━━ TRECHO DA PÁGINA ━━

Na terça-feira (9), um ciclone tropical começou a se intensificar no Centro-Sul do Brasil. O fenômeno meteorológico está gerando preocupações devido ao seu potencial para causar tempestades severas e ventos que podem ultrapassar os 100 km/h.
Desenvolvido em uma área de baixa pressão entre o sul do Paraguai, o nordeste da Argentina e o Rio Grande do Sul, o ciclone ameaça impactar os estados do Rio Grande do Sul, Santa Catarina e Paraná.
As autoridades meteorológicas, incluindo o Instituto Nacional de Meteorologia e a Climatempo, emitiram alertas para o risco que o ciclone representa.
Estados em maior risco
No Rio Grande do Sul, os volumes de chuva podem ultrapassar 100 milímetros em apenas 24 horas. Já em Santa Catarina e Paraná, os meteorologistas preveem alagamentos e tempestades de granizo.
No Sudeste, a previsão é de fortes rajadas de vento em São Paulo e na Zona da Mata Mineira, em Minas Gerais, podendo causar interrupções no fornecimento de energia.
No Centro-Oeste, os impactos serão menos severos, mas ainda poderão ocorrer rajadas moderadas de vento e chuvas isoladas.
Locais como serra e sul do Rio de Janeiro, Goiás, parte de Mato Grosso do Sul e sul do Mato Grosso também sentirão os impactos do ciclone.
Regiões costeiras
As regiões costeiras também estão sob alerta. As condições marítimas adversas podem gerar ondas de até 3 metros de altura.

━━━
━━ DADOS DISPONÍVEIS ━━

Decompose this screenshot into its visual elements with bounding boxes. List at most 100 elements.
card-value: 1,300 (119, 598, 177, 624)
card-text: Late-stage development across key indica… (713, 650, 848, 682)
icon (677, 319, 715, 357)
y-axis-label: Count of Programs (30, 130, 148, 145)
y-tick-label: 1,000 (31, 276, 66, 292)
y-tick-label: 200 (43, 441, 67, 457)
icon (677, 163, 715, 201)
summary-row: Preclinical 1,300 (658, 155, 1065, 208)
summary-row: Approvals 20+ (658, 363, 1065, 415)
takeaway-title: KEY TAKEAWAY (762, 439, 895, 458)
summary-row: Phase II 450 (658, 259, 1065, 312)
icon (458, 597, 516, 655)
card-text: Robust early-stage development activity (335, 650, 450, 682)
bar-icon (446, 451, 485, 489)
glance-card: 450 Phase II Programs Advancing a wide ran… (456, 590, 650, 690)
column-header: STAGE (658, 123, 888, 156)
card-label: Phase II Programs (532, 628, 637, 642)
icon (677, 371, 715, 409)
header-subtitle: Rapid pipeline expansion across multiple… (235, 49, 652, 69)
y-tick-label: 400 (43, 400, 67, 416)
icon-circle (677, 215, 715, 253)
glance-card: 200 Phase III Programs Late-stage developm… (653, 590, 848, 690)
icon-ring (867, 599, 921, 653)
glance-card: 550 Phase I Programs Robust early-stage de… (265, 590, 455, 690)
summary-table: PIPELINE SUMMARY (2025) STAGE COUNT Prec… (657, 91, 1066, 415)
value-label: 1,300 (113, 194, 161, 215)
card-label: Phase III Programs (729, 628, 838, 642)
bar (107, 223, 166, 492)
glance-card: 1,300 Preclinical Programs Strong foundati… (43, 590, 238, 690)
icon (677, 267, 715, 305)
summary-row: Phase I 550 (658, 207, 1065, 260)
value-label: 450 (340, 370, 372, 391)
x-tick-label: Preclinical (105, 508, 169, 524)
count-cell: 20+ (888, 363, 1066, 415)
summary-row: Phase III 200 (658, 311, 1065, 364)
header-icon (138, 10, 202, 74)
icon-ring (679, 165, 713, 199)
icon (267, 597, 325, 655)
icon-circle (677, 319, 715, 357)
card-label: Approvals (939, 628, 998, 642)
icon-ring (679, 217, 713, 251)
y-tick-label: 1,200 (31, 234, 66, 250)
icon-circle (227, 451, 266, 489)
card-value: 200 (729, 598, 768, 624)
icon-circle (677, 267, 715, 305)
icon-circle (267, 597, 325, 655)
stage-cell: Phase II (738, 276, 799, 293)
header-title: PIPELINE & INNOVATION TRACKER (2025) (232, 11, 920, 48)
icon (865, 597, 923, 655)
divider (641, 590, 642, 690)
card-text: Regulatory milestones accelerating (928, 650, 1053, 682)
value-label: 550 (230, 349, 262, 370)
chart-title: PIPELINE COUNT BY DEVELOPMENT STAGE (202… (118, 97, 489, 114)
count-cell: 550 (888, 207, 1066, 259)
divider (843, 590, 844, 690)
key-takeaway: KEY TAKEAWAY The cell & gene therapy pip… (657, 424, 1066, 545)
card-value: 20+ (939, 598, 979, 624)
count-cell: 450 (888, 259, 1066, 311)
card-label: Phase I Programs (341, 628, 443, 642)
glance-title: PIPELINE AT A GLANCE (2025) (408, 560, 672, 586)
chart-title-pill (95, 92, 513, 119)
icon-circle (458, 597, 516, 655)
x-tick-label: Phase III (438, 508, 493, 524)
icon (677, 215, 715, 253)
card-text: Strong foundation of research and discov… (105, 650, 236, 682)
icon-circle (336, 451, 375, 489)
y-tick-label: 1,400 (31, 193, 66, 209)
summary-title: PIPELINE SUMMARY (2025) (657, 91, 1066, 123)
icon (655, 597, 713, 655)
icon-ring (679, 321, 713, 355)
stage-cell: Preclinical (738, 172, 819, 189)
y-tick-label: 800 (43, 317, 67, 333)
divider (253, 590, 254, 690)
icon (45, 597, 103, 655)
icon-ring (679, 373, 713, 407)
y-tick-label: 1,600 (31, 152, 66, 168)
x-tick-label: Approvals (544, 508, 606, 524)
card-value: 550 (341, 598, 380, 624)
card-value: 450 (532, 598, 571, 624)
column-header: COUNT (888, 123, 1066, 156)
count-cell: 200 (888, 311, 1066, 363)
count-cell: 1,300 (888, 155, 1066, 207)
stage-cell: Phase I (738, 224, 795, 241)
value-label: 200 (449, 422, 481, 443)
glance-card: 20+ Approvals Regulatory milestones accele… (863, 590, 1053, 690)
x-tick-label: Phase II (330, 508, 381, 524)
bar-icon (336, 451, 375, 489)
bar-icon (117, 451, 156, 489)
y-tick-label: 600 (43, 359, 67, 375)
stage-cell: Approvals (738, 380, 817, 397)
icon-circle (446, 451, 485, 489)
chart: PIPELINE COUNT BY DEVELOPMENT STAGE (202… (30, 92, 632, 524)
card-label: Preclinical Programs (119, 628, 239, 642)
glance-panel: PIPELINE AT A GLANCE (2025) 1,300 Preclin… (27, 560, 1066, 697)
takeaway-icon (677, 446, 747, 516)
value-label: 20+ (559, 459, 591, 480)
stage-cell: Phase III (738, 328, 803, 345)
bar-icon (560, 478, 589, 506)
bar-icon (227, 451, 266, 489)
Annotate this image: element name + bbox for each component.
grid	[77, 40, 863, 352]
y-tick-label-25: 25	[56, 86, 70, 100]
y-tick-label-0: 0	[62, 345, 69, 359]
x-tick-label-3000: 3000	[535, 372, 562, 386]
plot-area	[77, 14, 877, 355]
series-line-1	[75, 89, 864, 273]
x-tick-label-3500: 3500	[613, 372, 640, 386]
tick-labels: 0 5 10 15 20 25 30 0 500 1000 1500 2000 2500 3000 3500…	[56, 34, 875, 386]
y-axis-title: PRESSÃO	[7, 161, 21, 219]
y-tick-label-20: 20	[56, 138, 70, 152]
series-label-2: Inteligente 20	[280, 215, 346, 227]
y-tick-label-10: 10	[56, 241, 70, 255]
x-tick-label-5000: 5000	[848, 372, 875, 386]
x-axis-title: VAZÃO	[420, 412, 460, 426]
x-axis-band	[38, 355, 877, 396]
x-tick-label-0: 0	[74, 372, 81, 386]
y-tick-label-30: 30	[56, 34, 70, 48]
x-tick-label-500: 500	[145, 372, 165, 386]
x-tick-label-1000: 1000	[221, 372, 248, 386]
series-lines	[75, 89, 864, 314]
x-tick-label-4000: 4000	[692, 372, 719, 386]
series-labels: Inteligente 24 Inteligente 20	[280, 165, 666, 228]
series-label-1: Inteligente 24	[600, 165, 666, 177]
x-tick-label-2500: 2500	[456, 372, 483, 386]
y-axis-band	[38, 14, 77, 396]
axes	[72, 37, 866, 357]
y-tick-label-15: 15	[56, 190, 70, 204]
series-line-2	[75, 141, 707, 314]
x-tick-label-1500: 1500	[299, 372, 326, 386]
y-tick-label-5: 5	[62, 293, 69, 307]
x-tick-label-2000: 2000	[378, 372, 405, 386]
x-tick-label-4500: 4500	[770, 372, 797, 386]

━━━

→ **VERIFIQUE SUA COMPREENSÃO**
1. Liste os estados que, segundo o texto sobre o ciclone tropical, o fenômeno "ameaça impactar".
2. Com base no texto sobre o ciclone tropical, explique por que as regiões costeiras estão sob alerta.
3. Dê continuidade ao texto sobre o ciclone tropical a partir do ponto em que ele termina.
Os dados não são usados em nenhuma das atividades.

→ **RESPOSTAS POR ITEM**
1. Rio Grande do Sul, Santa Catarina e Paraná.

2. As regiões costeiras estão sob alerta porque as condições marítimas adversas podem gerar ondas de até 3 metros de altura.

3.
Autoridades locais emitiram avisos para que a população costeira adote medidas de segurança, evitando deslocamentos desnecessários e assegurando estruturas vulneráveis.
Rajadas de vento entre 90 km/h e 120 km/h são esperadas nas áreas serranas e ao longo do litoral de Santa Catarina e Rio Grande do Sul, exigindo precauções.
Expectativas para os próximos dias
Espera-se que o ciclone continue a ganhar força até se mover em direção ao mar, ao atingir a costa do Rio Grande do Sul.
As previsões indicam que os efeitos mais fortes serão percebidos até esta quarta-feira (10), quando o ciclone começará a se afastar para o oceano Atlântico.
Medidas de segurança recomendadas
Diante da gravidade do cenário, a Defesa Civil aconselha que a população siga rigorosamente as orientações de segurança.
Recomenda-se evitar viagens e atividades ao ar livre nos momentos de pico da tempestade. Em áreas suscetíveis a alagamentos, a população deve se preparar para possíveis evacuações.